DIRECTIVE — Scan each line of the records for the word "this" and extract the ones that have it.

##############################

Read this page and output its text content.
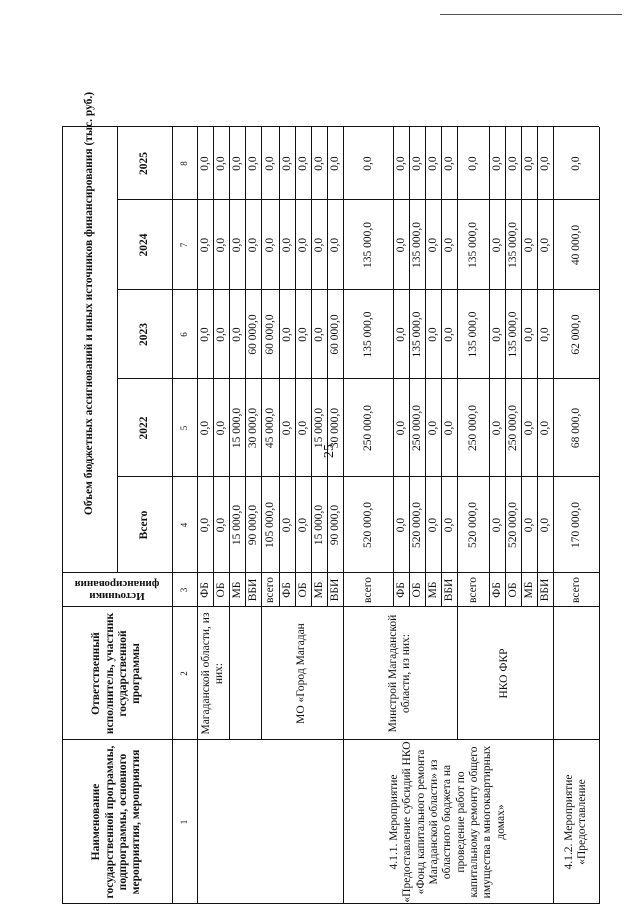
25
Наименование государственной программы, подпрограммы, основного мероприятия, мероприятия
Ответственный исполнитель, участник государственной программы
Источники финансирования
Объем бюджетных ассигнований и иных источников финансирования (тыс. руб.)
Всего
2022
2023
2024
2025
1
2
3
4
5
6
7
8
Магаданской области, из них:	МО «Город Магадан
4.1.1. Мероприятие «Предоставление субсидий НКО «Фонд капитального ремонта Магаданской области» из областного бюджета на проведение работ по капитальному ремонту общего имущества в многоквартирных домах»
Минстрой Магаданской области, из них:	НКО ФКР
4.1.2. Мероприятие «Предоставление
ФБ
0,0
0,0
0,0
0,0
0,0
ОБ
0,0
0,0
0,0
0,0
0,0
МБ
15 000,0
15 000,0
0,0
0,0
0,0
ВБИ
90 000,0
30 000,0
60 000,0
0,0
0,0
всего
105 000,0
45 000,0
60 000,0
0,0
0,0
ФБ
0,0
0,0
0,0
0,0
0,0
ОБ
0,0
0,0
0,0
0,0
0,0
МБ
15 000,0
15 000,0
0,0
0,0
0,0
ВБИ
90 000,0
30 000,0
60 000,0
0,0
0,0
всего
520 000,0
250 000,0
135 000,0
135 000,0
0,0
ФБ
0,0
0,0
0,0
0,0
0,0
ОБ
520 000,0
250 000,0
135 000,0
135 000,0
0,0
МБ
0,0
0,0
0,0
0,0
0,0
ВБИ
0,0
0,0
0,0
0,0
0,0
всего
520 000,0
250 000,0
135 000,0
135 000,0
0,0
ФБ
0,0
0,0
0,0
0,0
0,0
ОБ
520 000,0
250 000,0
135 000,0
135 000,0
0,0
МБ
0,0
0,0
0,0
0,0
0,0
ВБИ
0,0
0,0
0,0
0,0
0,0
всего
170 000,0
68 000,0
62 000,0
40 000,0
0,0
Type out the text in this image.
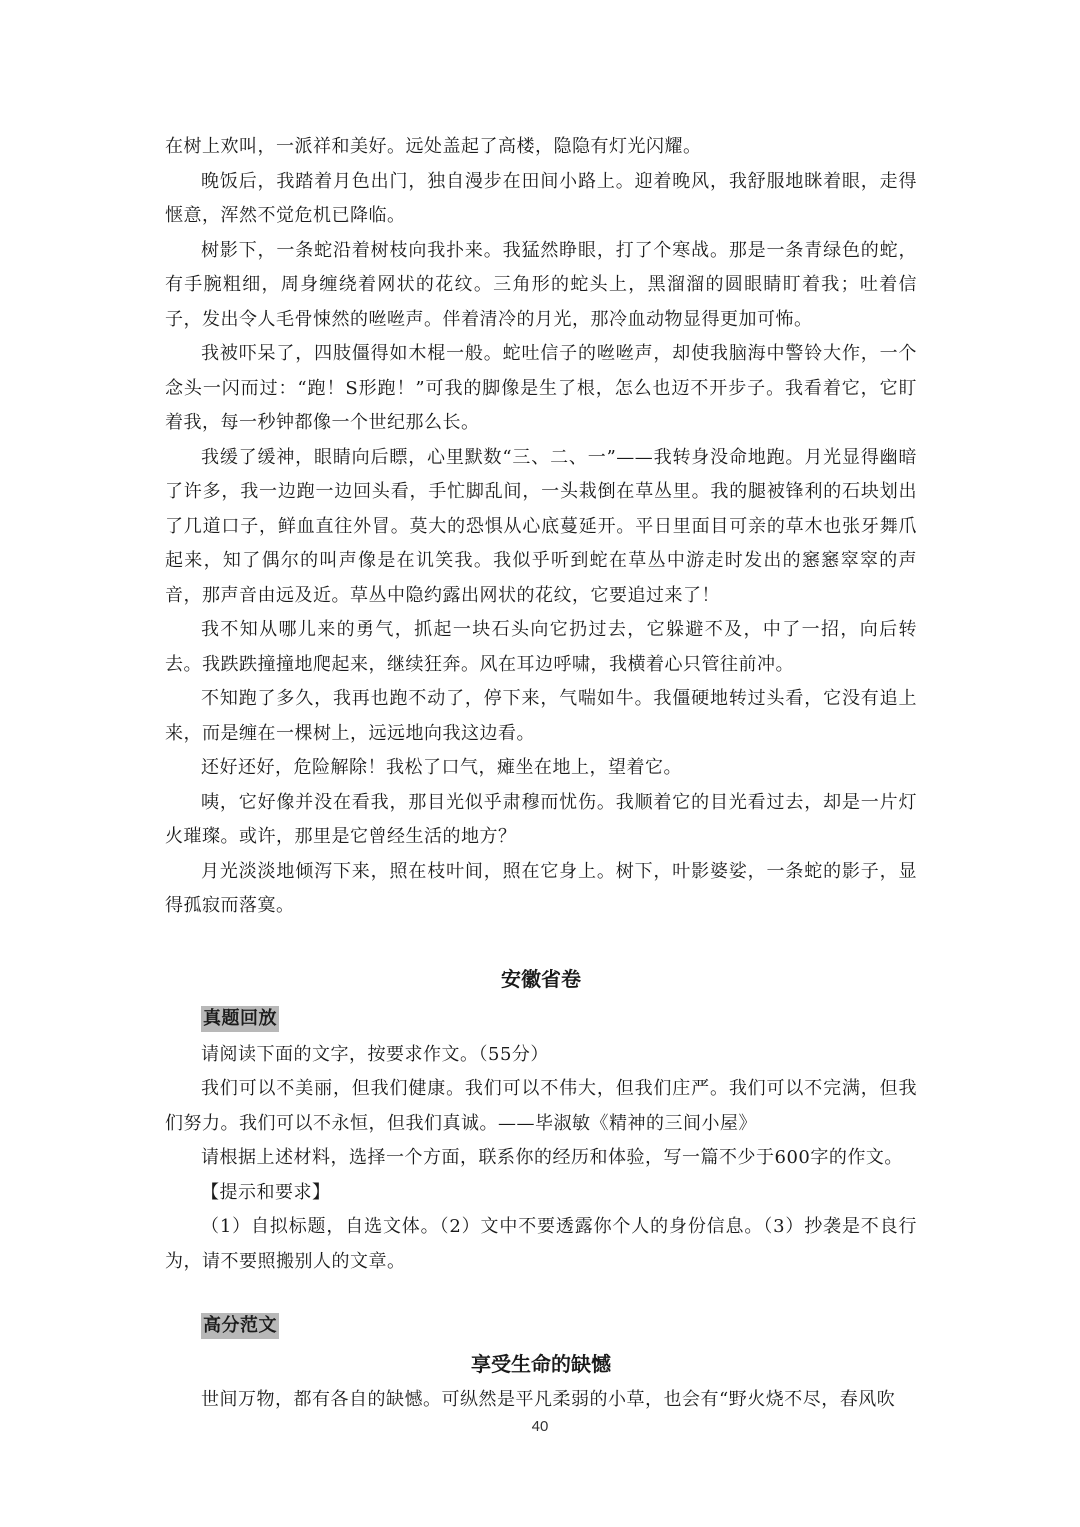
在树上欢叫，一派祥和美好。远处盖起了高楼，隐隐有灯光闪耀。

晚饭后，我踏着月色出门，独自漫步在田间小路上。迎着晚风，我舒服地眯着眼，走得惬意，浑然不觉危机已降临。

树影下，一条蛇沿着树枝向我扑来。我猛然睁眼，打了个寒战。那是一条青绿色的蛇，有手腕粗细，周身缠绕着网状的花纹。三角形的蛇头上，黑溜溜的圆眼睛盯着我；吐着信子，发出令人毛骨悚然的咝咝声。伴着清冷的月光，那冷血动物显得更加可怖。

我被吓呆了，四肢僵得如木棍一般。蛇吐信子的咝咝声，却使我脑海中警铃大作，一个念头一闪而过：“跑！S形跑！”可我的脚像是生了根，怎么也迈不开步子。我看着它，它盯着我，每一秒钟都像一个世纪那么长。

我缓了缓神，眼睛向后瞟，心里默数“三、二、一”——我转身没命地跑。月光显得幽暗了许多，我一边跑一边回头看，手忙脚乱间，一头栽倒在草丛里。我的腿被锋利的石块划出了几道口子，鲜血直往外冒。莫大的恐惧从心底蔓延开。平日里面目可亲的草木也张牙舞爪起来，知了偶尔的叫声像是在讥笑我。我似乎听到蛇在草丛中游走时发出的窸窸窣窣的声音，那声音由远及近。草丛中隐约露出网状的花纹，它要追过来了！

我不知从哪儿来的勇气，抓起一块石头向它扔过去，它躲避不及，中了一招，向后转去。我跌跌撞撞地爬起来，继续狂奔。风在耳边呼啸，我横着心只管往前冲。

不知跑了多久，我再也跑不动了，停下来，气喘如牛。我僵硬地转过头看，它没有追上来，而是缠在一棵树上，远远地向我这边看。

还好还好，危险解除！我松了口气，瘫坐在地上，望着它。

咦，它好像并没在看我，那目光似乎肃穆而忧伤。我顺着它的目光看过去，却是一片灯火璀璨。或许，那里是它曾经生活的地方？

月光淡淡地倾泻下来，照在枝叶间，照在它身上。树下，叶影婆娑，一条蛇的影子，显得孤寂而落寞。

安徽省卷
真题回放

请阅读下面的文字，按要求作文。（55分）

我们可以不美丽，但我们健康。我们可以不伟大，但我们庄严。我们可以不完满，但我们努力。我们可以不永恒，但我们真诚。——毕淑敏《精神的三间小屋》

请根据上述材料，选择一个方面，联系你的经历和体验，写一篇不少于600字的作文。

【提示和要求】

（1）自拟标题，自选文体。（2）文中不要透露你个人的身份信息。（3）抄袭是不良行为，请不要照搬别人的文章。

高分范文
享受生命的缺憾

世间万物，都有各自的缺憾。可纵然是平凡柔弱的小草，也会有“野火烧不尽，春风吹

40
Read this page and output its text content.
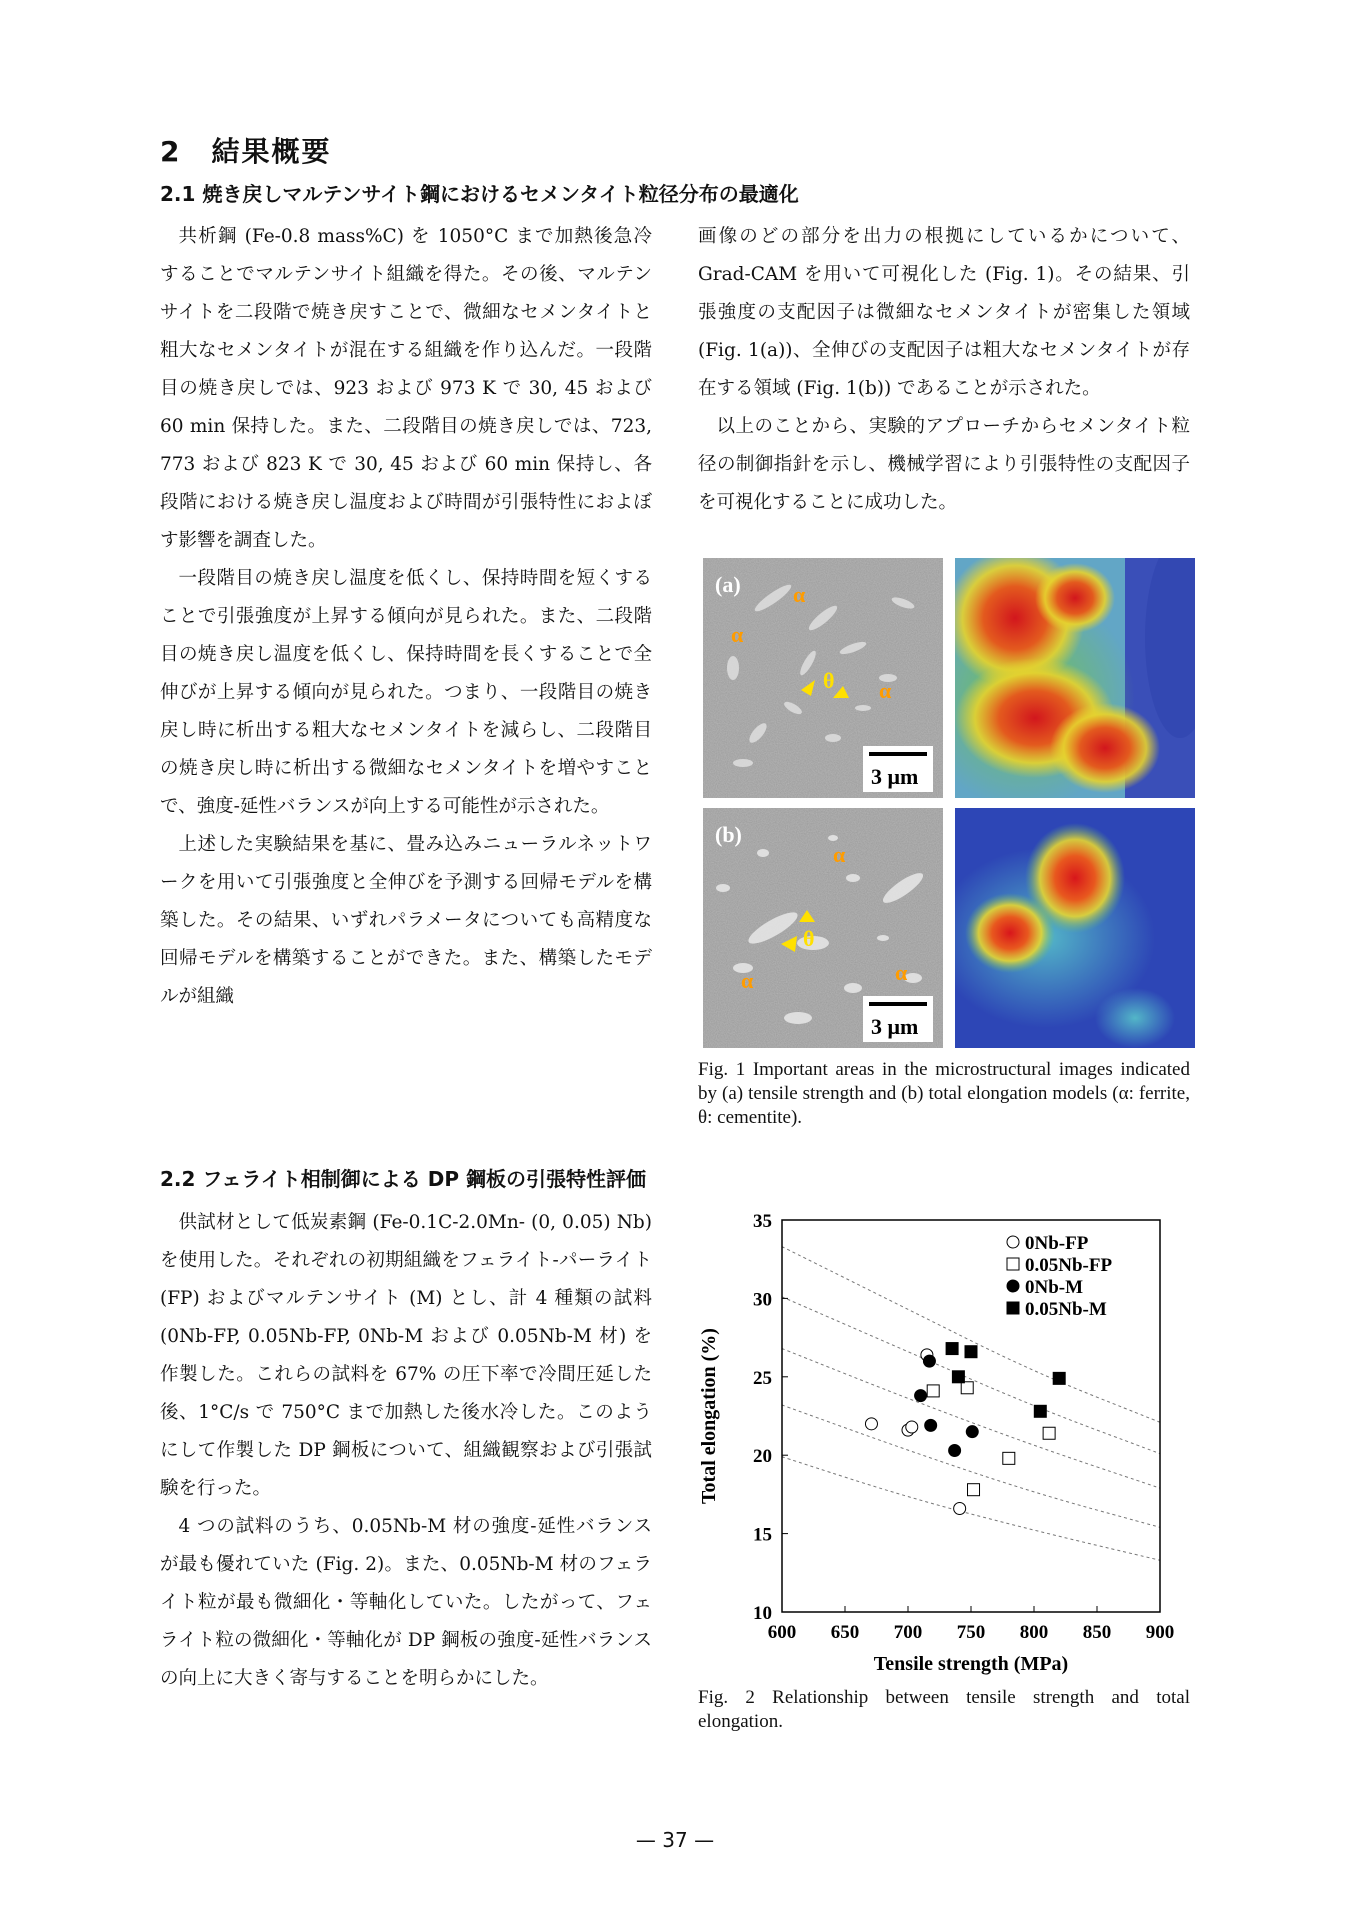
2　結果概要
2.1 焼き戻しマルテンサイト鋼におけるセメンタイト粒径分布の最適化

共析鋼 (Fe-0.8 mass%C) を 1050°C まで加熱後急冷することでマルテンサイト組織を得た。その後、マルテンサイトを二段階で焼き戻すことで、微細なセメンタイトと粗大なセメンタイトが混在する組織を作り込んだ。一段階目の焼き戻しでは、923 および 973 K で 30, 45 および 60 min 保持した。また、二段階目の焼き戻しでは、723, 773 および 823 K で 30, 45 および 60 min 保持し、各段階における焼き戻し温度および時間が引張特性におよぼす影響を調査した。

一段階目の焼き戻し温度を低くし、保持時間を短くすることで引張強度が上昇する傾向が見られた。また、二段階目の焼き戻し温度を低くし、保持時間を長くすることで全伸びが上昇する傾向が見られた。つまり、一段階目の焼き戻し時に析出する粗大なセメンタイトを減らし、二段階目の焼き戻し時に析出する微細なセメンタイトを増やすことで、強度-延性バランスが向上する可能性が示された。

上述した実験結果を基に、畳み込みニューラルネットワークを用いて引張強度と全伸びを予測する回帰モデルを構築した。その結果、いずれパラメータについても高精度な回帰モデルを構築することができた。また、構築したモデルが組織

画像のどの部分を出力の根拠にしているかについて、Grad-CAM を用いて可視化した (Fig. 1)。その結果、引張強度の支配因子は微細なセメンタイトが密集した領域 (Fig. 1(a))、全伸びの支配因子は粗大なセメンタイトが存在する領域 (Fig. 1(b)) であることが示された。

以上のことから、実験的アプローチからセメンタイト粒径の制御指針を示し、機械学習により引張特性の支配因子を可視化することに成功した。

(a) α
α
α
θ
3 μm
(b)
α
α	α
θ
3 μm

Fig. 1 Important areas in the microstructural images indicated by (a) tensile strength and (b) total elongation models (α: ferrite, θ: cementite).

2.2 フェライト相制御による DP 鋼板の引張特性評価

供試材として低炭素鋼 (Fe-0.1C-2.0Mn- (0, 0.05) Nb) を使用した。それぞれの初期組織をフェライト-パーライト (FP) およびマルテンサイト (M) とし、計 4 種類の試料 (0Nb-FP, 0.05Nb-FP, 0Nb-M および 0.05Nb-M 材) を作製した。これらの試料を 67% の圧下率で冷間圧延した後、1°C/s で 750°C まで加熱した後水冷した。このようにして作製した DP 鋼板について、組織観察および引張試験を行った。

4 つの試料のうち、0.05Nb-M 材の強度-延性バランスが最も優れていた (Fig. 2)。また、0.05Nb-M 材のフェライト粒が最も微細化・等軸化していた。したがって、フェライト粒の微細化・等軸化が DP 鋼板の強度-延性バランスの向上に大きく寄与することを明らかにした。

600 650 700 750 800 850 900
10
15
20
25
30
35
0Nb-FP
0.05Nb-FP
0Nb-M
0.05Nb-M
Tensile strength (MPa)
Total elongation (%)

Fig. 2 Relationship between tensile strength and total elongation.

— 37 —
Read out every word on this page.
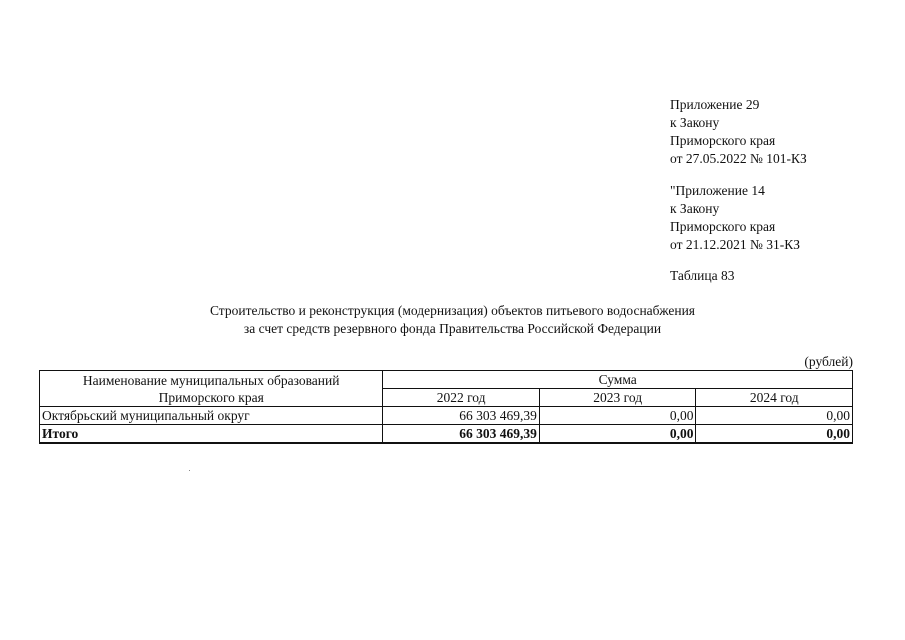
Приложение 29
к Закону
Приморского края
от 27.05.2022 № 101-КЗ
"Приложение 14
к Закону
Приморского края
от 21.12.2021 № 31-КЗ
Таблица 83
Строительство и реконструкция (модернизация) объектов питьевого водоснабжения
за счет средств резервного фонда Правительства Российской Федерации
(рублей)
Наименование муниципальных образований
Приморского края	Сумма		
	2022 год	2023 год	2024 год
Октябрьский муниципальный округ	66 303 469,39	0,00	0,00
Итого	66 303 469,39	0,00	0,00
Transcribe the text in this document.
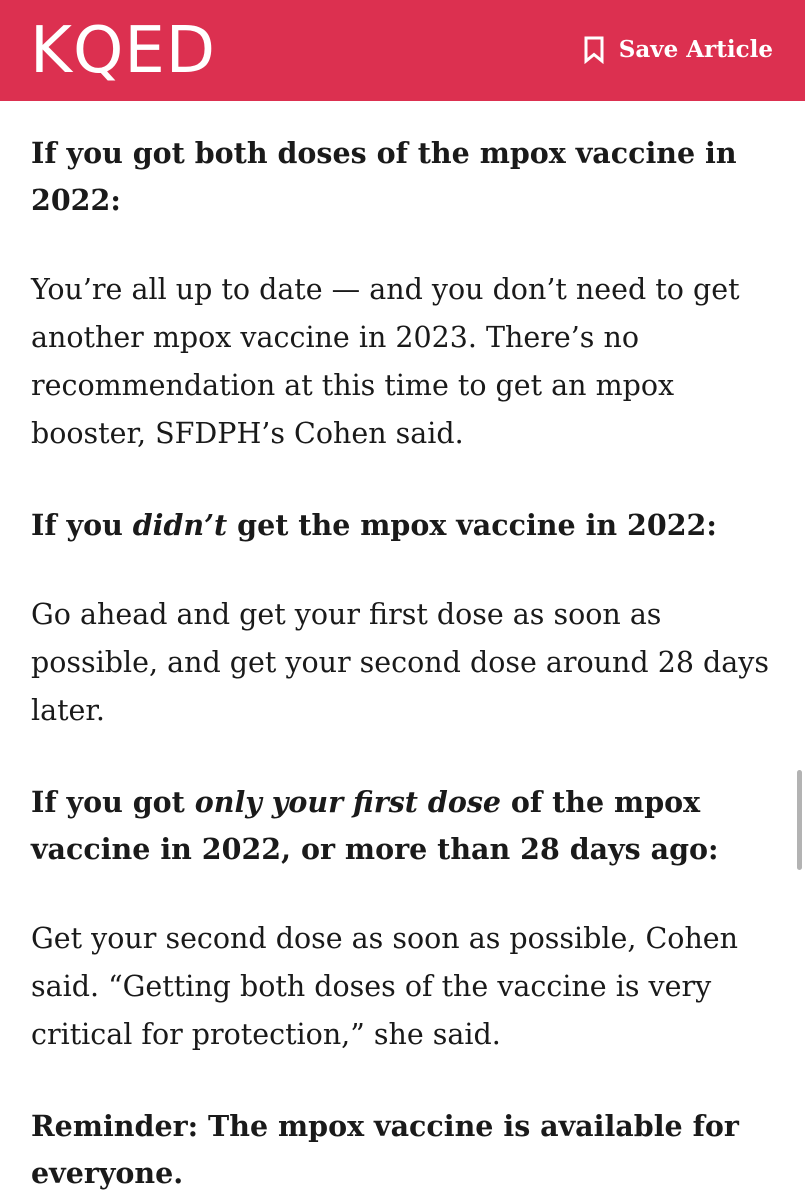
KQED	Save Article
If you got both doses of the mpox vaccine in 2022:

You’re all up to date — and you don’t need to get another mpox vaccine in 2023. There’s no recommendation at this time to get an mpox booster, SFDPH’s Cohen said.

If you didn’t get the mpox vaccine in 2022:

Go ahead and get your first dose as soon as possible, and get your second dose around 28 days later.

If you got only your first dose of the mpox vaccine in 2022, or more than 28 days ago:

Get your second dose as soon as possible, Cohen said. “Getting both doses of the vaccine is very critical for protection,” she said.

Reminder: The mpox vaccine is available for everyone.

##############################

SOLUTION —
Read this page and output its text content.
Type out the text in this image.
Read this page and output its text content.
Read out every word on this page.
Transcribe the text in this document.
You’re all up to date — and you don’t need to get another mpox vaccine in 2023. There’s no recommendation at this time to get an mpox booster, SFDPH’s Cohen said.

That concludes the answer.